++++ TASK MATERIAL ++++

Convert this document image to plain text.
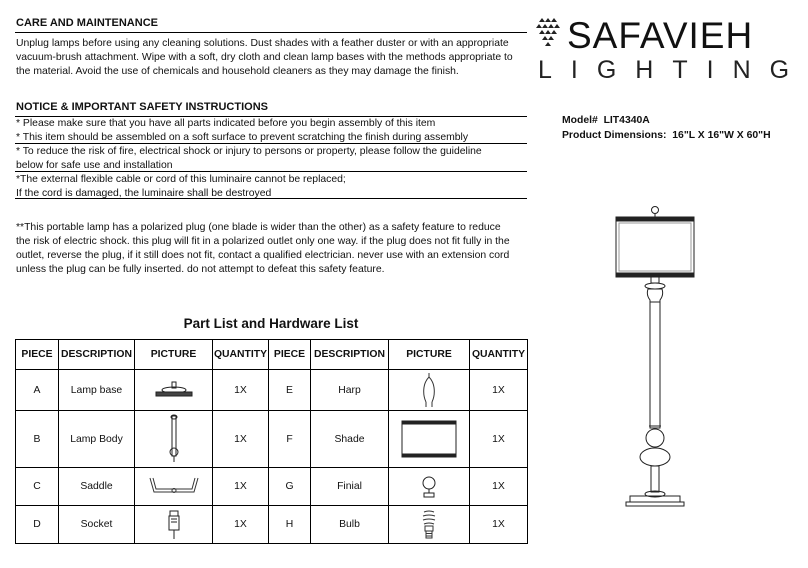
CARE AND MAINTENANCE
Unplug lamps before using any cleaning solutions. Dust shades with a feather duster or with an appropriate
vacuum-brush attachment. Wipe with a soft, dry cloth and clean lamp bases with the methods appropriate to
the material. Avoid the use of chemicals and household cleaners as they may damage the finish.
NOTICE & IMPORTANT SAFETY INSTRUCTIONS
* Please make sure that you have all parts indicated before you begin assembly of this item
* This item should be assembled on a soft surface to prevent scratching the finish during assembly
* To reduce the risk of fire, electrical shock or injury to persons or property, please follow the guideline
below for safe use and installation
*The external flexible cable or cord of this luminaire cannot be replaced;
If the cord is damaged, the luminaire shall be destroyed
**This portable lamp has a polarized plug (one blade is wider than the other) as a safety feature to reduce
the risk of electric shock. this plug will fit in a polarized outlet only one way. if the plug does not fit fully in the
outlet, reverse the plug, if it still does not fit, contact a qualified electrician. never use with an extension cord
unless the plug can be fully inserted. do not attempt to defeat this safety feature.
SAFAVIEH
LIGHTING
Model# LIT4340A
Product Dimensions: 16"L X 16"W X 60"H
Part List and Hardware List
PIECE	DESCRIPTION	PICTURE	QUANTITY	PIECE	DESCRIPTION	PICTURE	QUANTITY
A	Lamp base		1X	E	Harp		1X
B	Lamp Body		1X	F	Shade		1X
C	Saddle		1X	G	Finial		1X
D	Socket		1X	H	Bulb		1X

++++

• INSTRUCTIONS TO FOLLOW: Pull every line containing the word "item" out of the material and copy it.

• ANSWER TO THIS PROBLEM:
* Please make sure that you have all parts indicated before you begin assembly of this item
* This item should be assembled on a soft surface to prevent scratching the finish during assembly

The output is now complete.